##### WORKING DATA

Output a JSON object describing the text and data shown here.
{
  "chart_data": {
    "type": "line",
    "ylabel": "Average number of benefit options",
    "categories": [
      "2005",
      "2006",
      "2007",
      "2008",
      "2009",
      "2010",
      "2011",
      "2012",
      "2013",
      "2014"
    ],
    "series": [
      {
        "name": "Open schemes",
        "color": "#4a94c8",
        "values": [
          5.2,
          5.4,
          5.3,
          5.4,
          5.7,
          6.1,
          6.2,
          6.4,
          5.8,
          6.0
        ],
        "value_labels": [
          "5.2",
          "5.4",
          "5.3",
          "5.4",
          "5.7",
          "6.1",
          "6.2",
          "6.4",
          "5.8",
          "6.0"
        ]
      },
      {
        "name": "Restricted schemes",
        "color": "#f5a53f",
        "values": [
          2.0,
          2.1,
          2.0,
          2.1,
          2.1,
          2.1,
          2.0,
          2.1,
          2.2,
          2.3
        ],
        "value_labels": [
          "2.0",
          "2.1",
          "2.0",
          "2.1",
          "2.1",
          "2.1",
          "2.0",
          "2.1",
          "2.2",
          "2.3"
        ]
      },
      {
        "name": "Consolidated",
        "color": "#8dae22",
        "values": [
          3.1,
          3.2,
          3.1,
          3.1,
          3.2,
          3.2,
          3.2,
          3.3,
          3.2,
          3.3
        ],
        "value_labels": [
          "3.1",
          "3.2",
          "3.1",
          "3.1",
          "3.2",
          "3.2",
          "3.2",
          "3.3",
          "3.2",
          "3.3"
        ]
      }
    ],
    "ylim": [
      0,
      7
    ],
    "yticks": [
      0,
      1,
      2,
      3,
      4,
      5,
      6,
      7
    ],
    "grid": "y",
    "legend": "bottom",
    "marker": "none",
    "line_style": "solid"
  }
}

##########

WHAT TO DO:
Retype every record above exactly as it appears.

SOLUTION TO THIS EXERCISE:
Output a JSON object describing the text and data shown here.
{
  "chart_data": {
    "type": "line",
    "ylabel": "Average number of benefit options",
    "categories": [
      "2005",
      "2006",
      "2007",
      "2008",
      "2009",
      "2010",
      "2011",
      "2012",
      "2013",
      "2014"
    ],
    "series": [
      {
        "name": "Open schemes",
        "color": "#4a94c8",
        "values": [
          5.2,
          5.4,
          5.3,
          5.4,
          5.7,
          6.1,
          6.2,
          6.4,
          5.8,
          6.0
        ],
        "value_labels": [
          "5.2",
          "5.4",
          "5.3",
          "5.4",
          "5.7",
          "6.1",
          "6.2",
          "6.4",
          "5.8",
          "6.0"
        ]
      },
      {
        "name": "Restricted schemes",
        "color": "#f5a53f",
        "values": [
          2.0,
          2.1,
          2.0,
          2.1,
          2.1,
          2.1,
          2.0,
          2.1,
          2.2,
          2.3
        ],
        "value_labels": [
          "2.0",
          "2.1",
          "2.0",
          "2.1",
          "2.1",
          "2.1",
          "2.0",
          "2.1",
          "2.2",
          "2.3"
        ]
      },
      {
        "name": "Consolidated",
        "color": "#8dae22",
        "values": [
          3.1,
          3.2,
          3.1,
          3.1,
          3.2,
          3.2,
          3.2,
          3.3,
          3.2,
          3.3
        ],
        "value_labels": [
          "3.1",
          "3.2",
          "3.1",
          "3.1",
          "3.2",
          "3.2",
          "3.2",
          "3.3",
          "3.2",
          "3.3"
        ]
      }
    ],
    "ylim": [
      0,
      7
    ],
    "yticks": [
      0,
      1,
      2,
      3,
      4,
      5,
      6,
      7
    ],
    "grid": "y",
    "legend": "bottom",
    "marker": "none",
    "line_style": "solid"
  }
}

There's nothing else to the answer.